■ **TO DO**
Repeat each entry as written and leave the images out of the copy.

■ **TASK MATERIAL**
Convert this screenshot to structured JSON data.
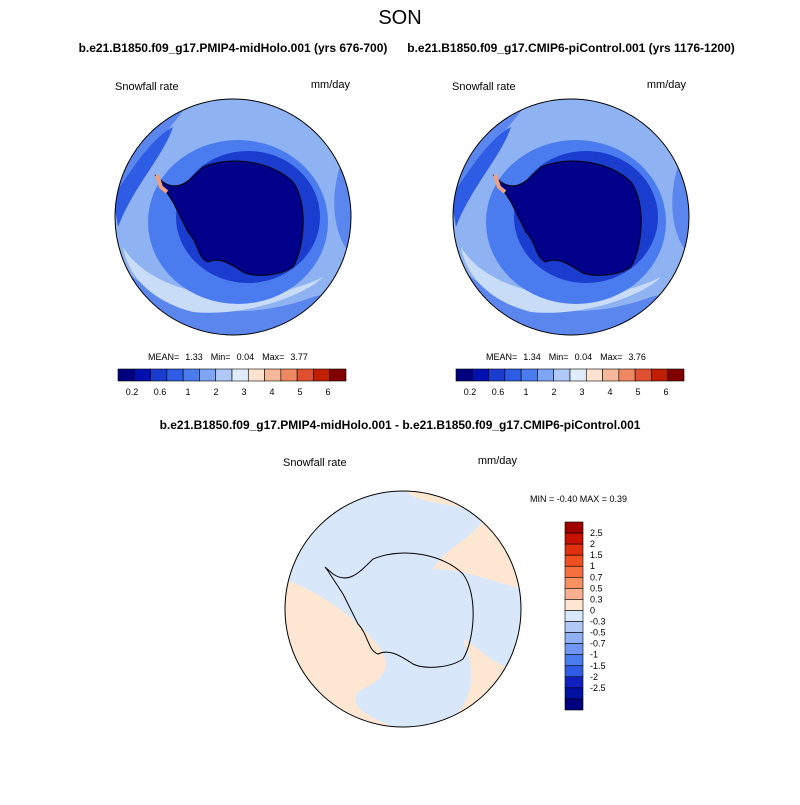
{
  "header": {
    "title": "SON"
  },
  "panels": [
    {
      "title": "b.e21.B1850.f09_g17.PMIP4-midHolo.001 (yrs 676-700)",
      "label_left": "Snowfall rate",
      "label_right": "mm/day",
      "stats": {
        "mean_label": "MEAN=",
        "mean": "1.33",
        "min_label": "Min=",
        "min": "0.04",
        "max_label": "Max=",
        "max": "3.77"
      }
    },
    {
      "title": "b.e21.B1850.f09_g17.CMIP6-piControl.001 (yrs 1176-1200)",
      "label_left": "Snowfall rate",
      "label_right": "mm/day",
      "stats": {
        "mean_label": "MEAN=",
        "mean": "1.34",
        "min_label": "Min=",
        "min": "0.04",
        "max_label": "Max=",
        "max": "3.76"
      }
    }
  ],
  "colorbar": {
    "labels": [
      0.2,
      0.6,
      1,
      2,
      3,
      4,
      5,
      6
    ]
  },
  "difference": {
    "title": "b.e21.B1850.f09_g17.PMIP4-midHolo.001 - b.e21.B1850.f09_g17.CMIP6-piControl.001",
    "label_left": "Snowfall rate",
    "label_right": "mm/day",
    "stats": "MIN = -0.40 MAX =  0.39",
    "colorbar": {
      "labels": [
        2.5,
        2,
        1.5,
        1,
        0.7,
        0.5,
        0.3,
        0,
        -0.3,
        -0.5,
        -0.7,
        -1,
        -1.5,
        -2,
        -2.5
      ]
    }
  }
}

■ **FULL SOLUTION**
Convert this screenshot to structured JSON data.
{
  "header": {
    "title": "SON"
  },
  "panels": [
    {
      "title": "b.e21.B1850.f09_g17.PMIP4-midHolo.001 (yrs 676-700)",
      "label_left": "Snowfall rate",
      "label_right": "mm/day",
      "stats": {
        "mean_label": "MEAN=",
        "mean": "1.33",
        "min_label": "Min=",
        "min": "0.04",
        "max_label": "Max=",
        "max": "3.77"
      }
    },
    {
      "title": "b.e21.B1850.f09_g17.CMIP6-piControl.001 (yrs 1176-1200)",
      "label_left": "Snowfall rate",
      "label_right": "mm/day",
      "stats": {
        "mean_label": "MEAN=",
        "mean": "1.34",
        "min_label": "Min=",
        "min": "0.04",
        "max_label": "Max=",
        "max": "3.76"
      }
    }
  ],
  "colorbar": {
    "labels": [
      0.2,
      0.6,
      1,
      2,
      3,
      4,
      5,
      6
    ]
  },
  "difference": {
    "title": "b.e21.B1850.f09_g17.PMIP4-midHolo.001 - b.e21.B1850.f09_g17.CMIP6-piControl.001",
    "label_left": "Snowfall rate",
    "label_right": "mm/day",
    "stats": "MIN = -0.40 MAX =  0.39",
    "colorbar": {
      "labels": [
        2.5,
        2,
        1.5,
        1,
        0.7,
        0.5,
        0.3,
        0,
        -0.3,
        -0.5,
        -0.7,
        -1,
        -1.5,
        -2,
        -2.5
      ]
    }
  }
}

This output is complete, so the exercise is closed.